All of the lines below are to be transcribed faithfully, with pictures excluded from the copy.

───── Given entries

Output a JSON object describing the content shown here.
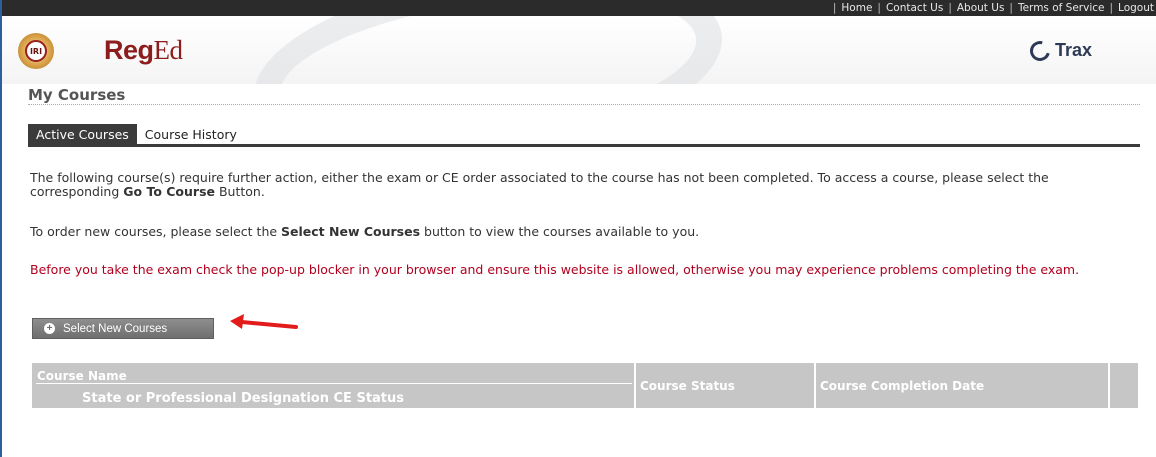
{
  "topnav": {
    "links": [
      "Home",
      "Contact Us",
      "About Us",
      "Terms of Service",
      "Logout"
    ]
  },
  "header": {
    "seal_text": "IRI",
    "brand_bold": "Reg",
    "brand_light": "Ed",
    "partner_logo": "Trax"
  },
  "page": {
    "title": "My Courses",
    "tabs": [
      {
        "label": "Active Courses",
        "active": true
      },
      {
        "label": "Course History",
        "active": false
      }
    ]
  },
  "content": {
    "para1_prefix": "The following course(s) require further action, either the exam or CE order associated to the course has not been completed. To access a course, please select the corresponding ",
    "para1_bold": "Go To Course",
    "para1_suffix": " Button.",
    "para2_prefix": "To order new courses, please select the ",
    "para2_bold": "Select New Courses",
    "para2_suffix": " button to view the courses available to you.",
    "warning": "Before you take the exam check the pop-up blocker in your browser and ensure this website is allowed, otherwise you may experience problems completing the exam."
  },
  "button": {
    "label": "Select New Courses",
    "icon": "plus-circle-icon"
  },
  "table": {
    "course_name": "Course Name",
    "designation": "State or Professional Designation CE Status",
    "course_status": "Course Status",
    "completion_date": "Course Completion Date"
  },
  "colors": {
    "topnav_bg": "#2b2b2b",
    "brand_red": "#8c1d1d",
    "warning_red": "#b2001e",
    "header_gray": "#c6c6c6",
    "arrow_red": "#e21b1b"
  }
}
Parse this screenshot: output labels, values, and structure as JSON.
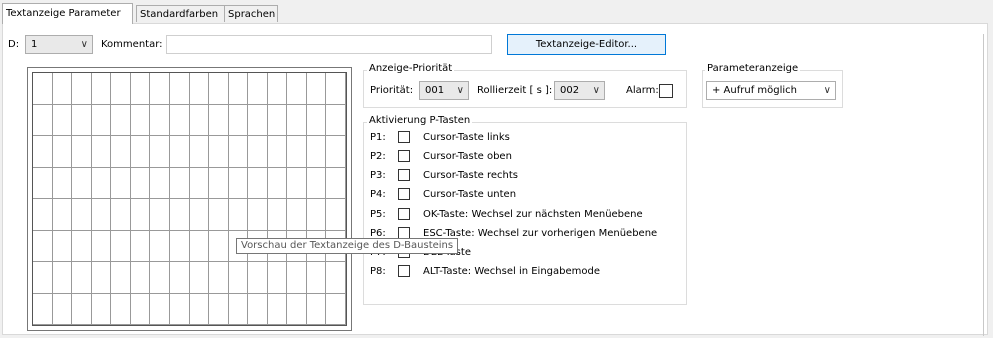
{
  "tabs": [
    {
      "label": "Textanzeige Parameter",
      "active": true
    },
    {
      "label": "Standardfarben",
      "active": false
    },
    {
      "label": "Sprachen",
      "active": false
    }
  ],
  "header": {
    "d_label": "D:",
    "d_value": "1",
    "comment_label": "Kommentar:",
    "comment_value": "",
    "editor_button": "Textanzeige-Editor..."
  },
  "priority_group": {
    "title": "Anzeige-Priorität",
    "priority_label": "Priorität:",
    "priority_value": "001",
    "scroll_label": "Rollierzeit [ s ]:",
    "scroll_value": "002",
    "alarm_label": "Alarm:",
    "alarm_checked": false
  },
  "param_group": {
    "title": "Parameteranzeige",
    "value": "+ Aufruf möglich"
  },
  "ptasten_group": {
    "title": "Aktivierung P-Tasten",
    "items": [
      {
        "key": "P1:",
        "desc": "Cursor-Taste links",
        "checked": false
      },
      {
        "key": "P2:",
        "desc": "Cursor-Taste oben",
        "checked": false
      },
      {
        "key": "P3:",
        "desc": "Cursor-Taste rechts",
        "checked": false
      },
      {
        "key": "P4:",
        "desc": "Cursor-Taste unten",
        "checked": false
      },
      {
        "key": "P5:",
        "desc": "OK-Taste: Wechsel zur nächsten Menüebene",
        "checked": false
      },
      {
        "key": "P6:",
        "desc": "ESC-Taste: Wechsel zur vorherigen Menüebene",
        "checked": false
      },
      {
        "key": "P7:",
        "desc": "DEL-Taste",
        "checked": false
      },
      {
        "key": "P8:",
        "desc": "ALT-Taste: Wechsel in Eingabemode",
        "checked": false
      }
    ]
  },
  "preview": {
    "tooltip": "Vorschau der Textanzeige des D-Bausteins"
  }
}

──────────

• [Final answer]:
Output a JSON object describing the content shown here.
{
  "topnav": {
    "links": [
      "Home",
      "Contact Us",
      "About Us",
      "Terms of Service",
      "Logout"
    ]
  },
  "header": {
    "seal_text": "IRI",
    "brand_bold": "Reg",
    "brand_light": "Ed",
    "partner_logo": "Trax"
  },
  "page": {
    "title": "My Courses",
    "tabs": [
      {
        "label": "Active Courses",
        "active": true
      },
      {
        "label": "Course History",
        "active": false
      }
    ]
  },
  "content": {
    "para1_prefix": "The following course(s) require further action, either the exam or CE order associated to the course has not been completed. To access a course, please select the corresponding ",
    "para1_bold": "Go To Course",
    "para1_suffix": " Button.",
    "para2_prefix": "To order new courses, please select the ",
    "para2_bold": "Select New Courses",
    "para2_suffix": " button to view the courses available to you.",
    "warning": "Before you take the exam check the pop-up blocker in your browser and ensure this website is allowed, otherwise you may experience problems completing the exam."
  },
  "button": {
    "label": "Select New Courses",
    "icon": "plus-circle-icon"
  },
  "table": {
    "course_name": "Course Name",
    "designation": "State or Professional Designation CE Status",
    "course_status": "Course Status",
    "completion_date": "Course Completion Date"
  },
  "colors": {
    "topnav_bg": "#2b2b2b",
    "brand_red": "#8c1d1d",
    "warning_red": "#b2001e",
    "header_gray": "#c6c6c6",
    "arrow_red": "#e21b1b"
  }
}
Parse this screenshot: output labels, values, and structure as JSON.
{
  "tabs": [
    {
      "label": "Textanzeige Parameter",
      "active": true
    },
    {
      "label": "Standardfarben",
      "active": false
    },
    {
      "label": "Sprachen",
      "active": false
    }
  ],
  "header": {
    "d_label": "D:",
    "d_value": "1",
    "comment_label": "Kommentar:",
    "comment_value": "",
    "editor_button": "Textanzeige-Editor..."
  },
  "priority_group": {
    "title": "Anzeige-Priorität",
    "priority_label": "Priorität:",
    "priority_value": "001",
    "scroll_label": "Rollierzeit [ s ]:",
    "scroll_value": "002",
    "alarm_label": "Alarm:",
    "alarm_checked": false
  },
  "param_group": {
    "title": "Parameteranzeige",
    "value": "+ Aufruf möglich"
  },
  "ptasten_group": {
    "title": "Aktivierung P-Tasten",
    "items": [
      {
        "key": "P1:",
        "desc": "Cursor-Taste links",
        "checked": false
      },
      {
        "key": "P2:",
        "desc": "Cursor-Taste oben",
        "checked": false
      },
      {
        "key": "P3:",
        "desc": "Cursor-Taste rechts",
        "checked": false
      },
      {
        "key": "P4:",
        "desc": "Cursor-Taste unten",
        "checked": false
      },
      {
        "key": "P5:",
        "desc": "OK-Taste: Wechsel zur nächsten Menüebene",
        "checked": false
      },
      {
        "key": "P6:",
        "desc": "ESC-Taste: Wechsel zur vorherigen Menüebene",
        "checked": false
      },
      {
        "key": "P7:",
        "desc": "DEL-Taste",
        "checked": false
      },
      {
        "key": "P8:",
        "desc": "ALT-Taste: Wechsel in Eingabemode",
        "checked": false
      }
    ]
  },
  "preview": {
    "tooltip": "Vorschau der Textanzeige des D-Bausteins"
  }
}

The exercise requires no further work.